La matière du roman l’était encore beaucoup plus. Il s’agissait en effet de l’histoire d’un homme qui avait eu l’insigne malheur d’assassiner sa propre femme. Peut-on concevoir pire tragédie personnelle que celle-là ? Mais ce n’était pas de cette tragédie du meurtre de l’épouse qu’Henrik Stangerup avait tiré la trame de son roman mais d’une autre tragédie proprement moderne, contemporaine. La tragédie d’un homme auquel on refuse sa responsabilité de criminel. Lui veut confesser son crime devant la justice mais la société le lui interdit : « Non Monsieur vous n’êtes pas coupable de ce meurtre. Vous avez été le jouet des circonstances, de vos propres pulsions dont vous ne pouviez assumer la maîtrise. À la vérité, vous n’avez pas commis de crime, vous avez été l’objet d’un processus mental qui a enchaîné votre volonté et vous êtes innocents. »
Le pauvre homme se défend. Il n’a aucune fierté à avoir accompli cet acte abominable. Mais à vouloir abolir sa responsabilité on le prive de sa liberté la plus profonde et donc de son humanité même. Une armée de psy s’acharne sur lui : « Admettez que vous n’êtes pas coupable. » Lui se défend mordicus car il sait, au fond de sa conscience, qu’être coupable, si insupportable que ce soit moralement, confère à la personne une terrible dignité. Être coupable cela signifie être cause de. Être cause d’un crime en l’espèce. S’il n’est plus la cause ou le sujet de l’acte qu’il a commis il n’est plus rien. On a détruit son âme alors même qu’on voulait prétendument le tirer d’affaire, au nom d’une théorie qui est la négation même de la nature humaine.
Cette parabole à mon sens n’a pas vieilli. Un quart de siècle après la parution de « L’homme qui voulait être coupable ». Car nous sommes toujours aux prises avec la menace de l’abolition de la liberté, sous le poids de tous les déterminismes sociaux, culturels, psychologiques qui pèsent comme une dalle de plomb sur l’affirmation souveraine de notre libre arbitre.

• Données enregistrées:

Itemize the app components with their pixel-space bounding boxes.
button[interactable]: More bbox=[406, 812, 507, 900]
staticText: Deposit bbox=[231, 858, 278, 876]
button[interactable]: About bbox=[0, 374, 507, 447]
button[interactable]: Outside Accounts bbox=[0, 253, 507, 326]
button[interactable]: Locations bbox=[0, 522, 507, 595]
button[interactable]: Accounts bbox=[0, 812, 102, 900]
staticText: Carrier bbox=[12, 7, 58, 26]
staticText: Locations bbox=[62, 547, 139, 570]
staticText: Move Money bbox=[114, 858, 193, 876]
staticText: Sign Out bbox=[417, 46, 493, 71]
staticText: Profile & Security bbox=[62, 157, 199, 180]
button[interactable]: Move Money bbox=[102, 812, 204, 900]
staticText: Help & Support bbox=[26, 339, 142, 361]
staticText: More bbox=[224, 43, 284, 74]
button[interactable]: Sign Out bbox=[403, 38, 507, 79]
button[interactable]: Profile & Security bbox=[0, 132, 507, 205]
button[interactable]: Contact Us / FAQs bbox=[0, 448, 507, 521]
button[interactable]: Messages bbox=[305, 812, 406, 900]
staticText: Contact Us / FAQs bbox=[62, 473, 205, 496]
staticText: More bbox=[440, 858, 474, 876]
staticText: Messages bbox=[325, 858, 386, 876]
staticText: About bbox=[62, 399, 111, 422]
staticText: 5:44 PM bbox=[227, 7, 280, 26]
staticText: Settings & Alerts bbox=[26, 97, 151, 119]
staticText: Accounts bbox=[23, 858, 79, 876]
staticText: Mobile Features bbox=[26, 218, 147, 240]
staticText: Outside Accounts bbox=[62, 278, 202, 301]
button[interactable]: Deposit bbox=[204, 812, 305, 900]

• Défis:
1. Quels sont les déterminismes qui, selon le texte présenté, pèsent sur l'affirmation de notre libre arbitre ?
2. Pouvez-vous recopier le passage du texte présenté qui s'ouvre sur les mots contenant « Le pauvre homme » et se clôt sur « la nature humaine. » ?

• Réponses aux consignes:
1. Les déterminismes sociaux, culturels et psychologiques.

2.
Le pauvre homme se défend. Il n’a aucune fierté à avoir accompli cet acte abominable. Mais à vouloir abolir sa responsabilité on le prive de sa liberté la plus profonde et donc de son humanité même. Une armée de psy s’acharne sur lui : « Admettez que vous n’êtes pas coupable. » Lui se défend mordicus car il sait, au fond de sa conscience, qu’être coupable, si insupportable que ce soit moralement, confère à la personne une terrible dignité. Être coupable cela signifie être cause de. Être cause d’un crime en l’espèce. S’il n’est plus la cause ou le sujet de l’acte qu’il a commis il n’est plus rien. On a détruit son âme alors même qu’on voulait prétendument le tirer d’affaire, au nom d’une théorie qui est la négation même de la nature humaine.